● **Material provided**:
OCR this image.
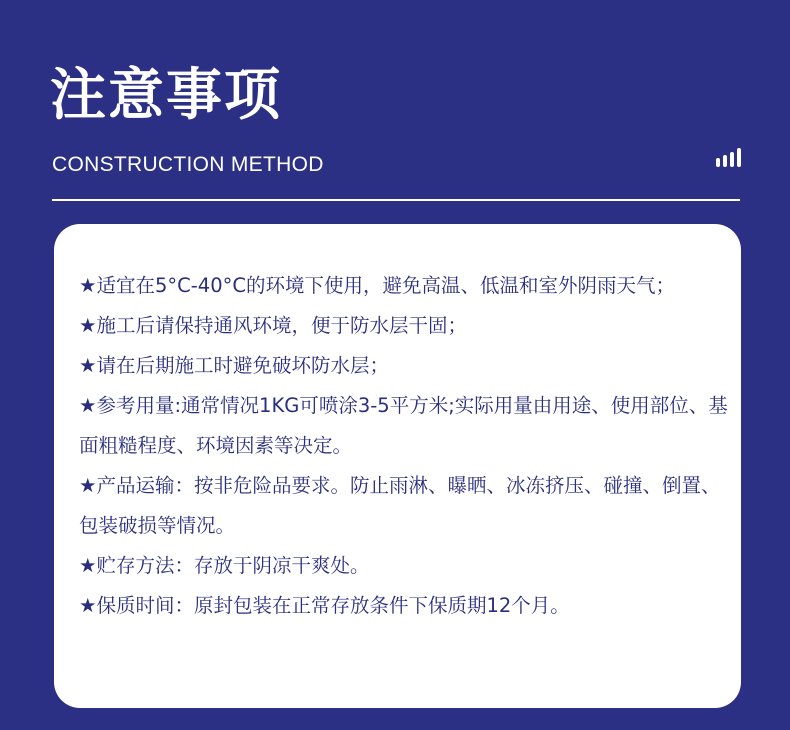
注意事项
CONSTRUCTION METHOD
★适宜在5°C-40°C的环境下使用，避免高温、低温和室外阴雨天气；
★施工后请保持通风环境，便于防水层干固；
★请在后期施工时避免破坏防水层；
★参考用量:通常情况1KG可喷涂3-5平方米;实际用量由用途、使用部位、基面粗糙程度、环境因素等决定。
★产品运输：按非危险品要求。防止雨淋、曝晒、冰冻挤压、碰撞、倒置、包装破损等情况。
★贮存方法：存放于阴凉干爽处。
★保质时间：原封包装在正常存放条件下保质期12个月。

● **Problem statement**: Excluding the pictures, restate the records above word for word.

● **Exercise result**:
OCR this image.
注意事项
CONSTRUCTION METHOD
★适宜在5°C-40°C的环境下使用，避免高温、低温和室外阴雨天气；
★施工后请保持通风环境，便于防水层干固；
★请在后期施工时避免破坏防水层；
★参考用量:通常情况1KG可喷涂3-5平方米;实际用量由用途、使用部位、基面粗糙程度、环境因素等决定。
★产品运输：按非危险品要求。防止雨淋、曝晒、冰冻挤压、碰撞、倒置、包装破损等情况。
★贮存方法：存放于阴凉干爽处。
★保质时间：原封包装在正常存放条件下保质期12个月。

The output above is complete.